Work instructions – Your task is to copy the material exactly.
┄┄┄┄┄┄┄┄┄┄┄┄┄┄┄┄┄┄┄┄
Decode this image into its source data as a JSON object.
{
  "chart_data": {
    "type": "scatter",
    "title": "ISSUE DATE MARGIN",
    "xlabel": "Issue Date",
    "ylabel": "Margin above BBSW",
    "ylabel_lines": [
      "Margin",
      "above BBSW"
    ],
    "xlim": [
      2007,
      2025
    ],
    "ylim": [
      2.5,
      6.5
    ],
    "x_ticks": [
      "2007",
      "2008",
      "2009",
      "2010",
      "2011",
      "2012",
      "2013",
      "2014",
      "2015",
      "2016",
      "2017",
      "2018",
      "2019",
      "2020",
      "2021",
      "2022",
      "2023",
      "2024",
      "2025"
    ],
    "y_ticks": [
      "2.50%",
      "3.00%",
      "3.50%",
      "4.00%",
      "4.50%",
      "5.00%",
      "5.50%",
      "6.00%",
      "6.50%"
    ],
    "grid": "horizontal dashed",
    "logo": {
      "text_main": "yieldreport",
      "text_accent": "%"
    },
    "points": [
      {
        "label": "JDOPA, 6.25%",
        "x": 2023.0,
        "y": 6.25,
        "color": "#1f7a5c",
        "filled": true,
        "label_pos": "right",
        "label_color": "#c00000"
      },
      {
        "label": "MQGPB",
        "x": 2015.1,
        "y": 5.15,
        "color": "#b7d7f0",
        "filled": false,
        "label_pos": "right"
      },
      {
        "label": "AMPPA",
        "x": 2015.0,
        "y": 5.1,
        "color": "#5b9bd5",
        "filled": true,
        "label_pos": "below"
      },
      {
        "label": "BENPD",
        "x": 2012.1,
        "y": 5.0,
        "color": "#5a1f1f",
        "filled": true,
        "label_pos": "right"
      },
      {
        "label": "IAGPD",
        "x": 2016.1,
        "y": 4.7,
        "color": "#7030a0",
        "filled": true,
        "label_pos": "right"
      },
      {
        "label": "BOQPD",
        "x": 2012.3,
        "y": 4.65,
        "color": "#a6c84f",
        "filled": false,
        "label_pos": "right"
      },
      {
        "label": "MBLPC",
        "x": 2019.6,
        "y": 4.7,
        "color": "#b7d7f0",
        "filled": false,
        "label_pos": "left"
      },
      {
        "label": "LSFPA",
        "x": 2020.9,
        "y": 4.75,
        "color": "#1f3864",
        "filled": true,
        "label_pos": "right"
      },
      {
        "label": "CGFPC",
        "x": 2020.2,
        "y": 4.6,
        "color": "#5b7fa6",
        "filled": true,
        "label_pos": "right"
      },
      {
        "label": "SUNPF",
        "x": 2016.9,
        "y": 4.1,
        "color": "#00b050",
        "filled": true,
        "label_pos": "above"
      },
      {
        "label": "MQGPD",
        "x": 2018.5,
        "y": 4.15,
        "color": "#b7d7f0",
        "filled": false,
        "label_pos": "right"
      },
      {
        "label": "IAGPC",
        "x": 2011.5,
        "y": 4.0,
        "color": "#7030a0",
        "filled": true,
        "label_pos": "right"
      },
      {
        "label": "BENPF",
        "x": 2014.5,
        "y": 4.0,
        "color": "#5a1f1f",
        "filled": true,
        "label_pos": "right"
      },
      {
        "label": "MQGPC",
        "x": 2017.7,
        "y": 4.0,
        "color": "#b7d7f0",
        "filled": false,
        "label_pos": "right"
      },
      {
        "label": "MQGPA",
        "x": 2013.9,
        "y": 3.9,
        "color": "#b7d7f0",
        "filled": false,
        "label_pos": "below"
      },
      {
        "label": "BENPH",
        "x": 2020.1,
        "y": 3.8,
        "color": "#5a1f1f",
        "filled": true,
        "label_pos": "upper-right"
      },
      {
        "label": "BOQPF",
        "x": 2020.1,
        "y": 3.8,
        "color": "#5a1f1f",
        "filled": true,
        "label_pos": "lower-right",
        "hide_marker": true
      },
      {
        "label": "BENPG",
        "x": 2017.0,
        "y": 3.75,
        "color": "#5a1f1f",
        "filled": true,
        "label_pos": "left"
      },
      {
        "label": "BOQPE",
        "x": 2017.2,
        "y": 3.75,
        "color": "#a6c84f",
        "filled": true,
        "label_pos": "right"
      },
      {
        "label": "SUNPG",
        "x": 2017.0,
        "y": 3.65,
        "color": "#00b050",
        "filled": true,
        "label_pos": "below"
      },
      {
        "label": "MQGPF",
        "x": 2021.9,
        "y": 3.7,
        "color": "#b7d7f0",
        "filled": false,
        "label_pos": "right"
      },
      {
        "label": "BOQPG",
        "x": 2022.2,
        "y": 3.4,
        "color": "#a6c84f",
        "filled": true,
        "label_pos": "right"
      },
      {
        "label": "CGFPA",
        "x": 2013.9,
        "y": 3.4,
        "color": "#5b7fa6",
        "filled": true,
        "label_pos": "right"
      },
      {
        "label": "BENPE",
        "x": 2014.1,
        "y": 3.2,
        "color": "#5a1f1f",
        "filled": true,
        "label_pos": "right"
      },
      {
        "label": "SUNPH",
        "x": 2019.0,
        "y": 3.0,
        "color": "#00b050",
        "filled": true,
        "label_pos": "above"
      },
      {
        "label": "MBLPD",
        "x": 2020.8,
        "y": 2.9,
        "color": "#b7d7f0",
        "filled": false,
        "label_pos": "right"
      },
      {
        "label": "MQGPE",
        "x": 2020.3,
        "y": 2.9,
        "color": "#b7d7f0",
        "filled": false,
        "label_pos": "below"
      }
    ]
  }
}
┄┄┄┄┄┄┄┄┄┄┄┄┄┄┄┄┄┄┄┄
Response to the exercise –
Decode this image into its source data as a JSON object.
{
  "chart_data": {
    "type": "scatter",
    "title": "ISSUE DATE MARGIN",
    "xlabel": "Issue Date",
    "ylabel": "Margin above BBSW",
    "ylabel_lines": [
      "Margin",
      "above BBSW"
    ],
    "xlim": [
      2007,
      2025
    ],
    "ylim": [
      2.5,
      6.5
    ],
    "x_ticks": [
      "2007",
      "2008",
      "2009",
      "2010",
      "2011",
      "2012",
      "2013",
      "2014",
      "2015",
      "2016",
      "2017",
      "2018",
      "2019",
      "2020",
      "2021",
      "2022",
      "2023",
      "2024",
      "2025"
    ],
    "y_ticks": [
      "2.50%",
      "3.00%",
      "3.50%",
      "4.00%",
      "4.50%",
      "5.00%",
      "5.50%",
      "6.00%",
      "6.50%"
    ],
    "grid": "horizontal dashed",
    "logo": {
      "text_main": "yieldreport",
      "text_accent": "%"
    },
    "points": [
      {
        "label": "JDOPA, 6.25%",
        "x": 2023.0,
        "y": 6.25,
        "color": "#1f7a5c",
        "filled": true,
        "label_pos": "right",
        "label_color": "#c00000"
      },
      {
        "label": "MQGPB",
        "x": 2015.1,
        "y": 5.15,
        "color": "#b7d7f0",
        "filled": false,
        "label_pos": "right"
      },
      {
        "label": "AMPPA",
        "x": 2015.0,
        "y": 5.1,
        "color": "#5b9bd5",
        "filled": true,
        "label_pos": "below"
      },
      {
        "label": "BENPD",
        "x": 2012.1,
        "y": 5.0,
        "color": "#5a1f1f",
        "filled": true,
        "label_pos": "right"
      },
      {
        "label": "IAGPD",
        "x": 2016.1,
        "y": 4.7,
        "color": "#7030a0",
        "filled": true,
        "label_pos": "right"
      },
      {
        "label": "BOQPD",
        "x": 2012.3,
        "y": 4.65,
        "color": "#a6c84f",
        "filled": false,
        "label_pos": "right"
      },
      {
        "label": "MBLPC",
        "x": 2019.6,
        "y": 4.7,
        "color": "#b7d7f0",
        "filled": false,
        "label_pos": "left"
      },
      {
        "label": "LSFPA",
        "x": 2020.9,
        "y": 4.75,
        "color": "#1f3864",
        "filled": true,
        "label_pos": "right"
      },
      {
        "label": "CGFPC",
        "x": 2020.2,
        "y": 4.6,
        "color": "#5b7fa6",
        "filled": true,
        "label_pos": "right"
      },
      {
        "label": "SUNPF",
        "x": 2016.9,
        "y": 4.1,
        "color": "#00b050",
        "filled": true,
        "label_pos": "above"
      },
      {
        "label": "MQGPD",
        "x": 2018.5,
        "y": 4.15,
        "color": "#b7d7f0",
        "filled": false,
        "label_pos": "right"
      },
      {
        "label": "IAGPC",
        "x": 2011.5,
        "y": 4.0,
        "color": "#7030a0",
        "filled": true,
        "label_pos": "right"
      },
      {
        "label": "BENPF",
        "x": 2014.5,
        "y": 4.0,
        "color": "#5a1f1f",
        "filled": true,
        "label_pos": "right"
      },
      {
        "label": "MQGPC",
        "x": 2017.7,
        "y": 4.0,
        "color": "#b7d7f0",
        "filled": false,
        "label_pos": "right"
      },
      {
        "label": "MQGPA",
        "x": 2013.9,
        "y": 3.9,
        "color": "#b7d7f0",
        "filled": false,
        "label_pos": "below"
      },
      {
        "label": "BENPH",
        "x": 2020.1,
        "y": 3.8,
        "color": "#5a1f1f",
        "filled": true,
        "label_pos": "upper-right"
      },
      {
        "label": "BOQPF",
        "x": 2020.1,
        "y": 3.8,
        "color": "#5a1f1f",
        "filled": true,
        "label_pos": "lower-right",
        "hide_marker": true
      },
      {
        "label": "BENPG",
        "x": 2017.0,
        "y": 3.75,
        "color": "#5a1f1f",
        "filled": true,
        "label_pos": "left"
      },
      {
        "label": "BOQPE",
        "x": 2017.2,
        "y": 3.75,
        "color": "#a6c84f",
        "filled": true,
        "label_pos": "right"
      },
      {
        "label": "SUNPG",
        "x": 2017.0,
        "y": 3.65,
        "color": "#00b050",
        "filled": true,
        "label_pos": "below"
      },
      {
        "label": "MQGPF",
        "x": 2021.9,
        "y": 3.7,
        "color": "#b7d7f0",
        "filled": false,
        "label_pos": "right"
      },
      {
        "label": "BOQPG",
        "x": 2022.2,
        "y": 3.4,
        "color": "#a6c84f",
        "filled": true,
        "label_pos": "right"
      },
      {
        "label": "CGFPA",
        "x": 2013.9,
        "y": 3.4,
        "color": "#5b7fa6",
        "filled": true,
        "label_pos": "right"
      },
      {
        "label": "BENPE",
        "x": 2014.1,
        "y": 3.2,
        "color": "#5a1f1f",
        "filled": true,
        "label_pos": "right"
      },
      {
        "label": "SUNPH",
        "x": 2019.0,
        "y": 3.0,
        "color": "#00b050",
        "filled": true,
        "label_pos": "above"
      },
      {
        "label": "MBLPD",
        "x": 2020.8,
        "y": 2.9,
        "color": "#b7d7f0",
        "filled": false,
        "label_pos": "right"
      },
      {
        "label": "MQGPE",
        "x": 2020.3,
        "y": 2.9,
        "color": "#b7d7f0",
        "filled": false,
        "label_pos": "below"
      }
    ]
  }
}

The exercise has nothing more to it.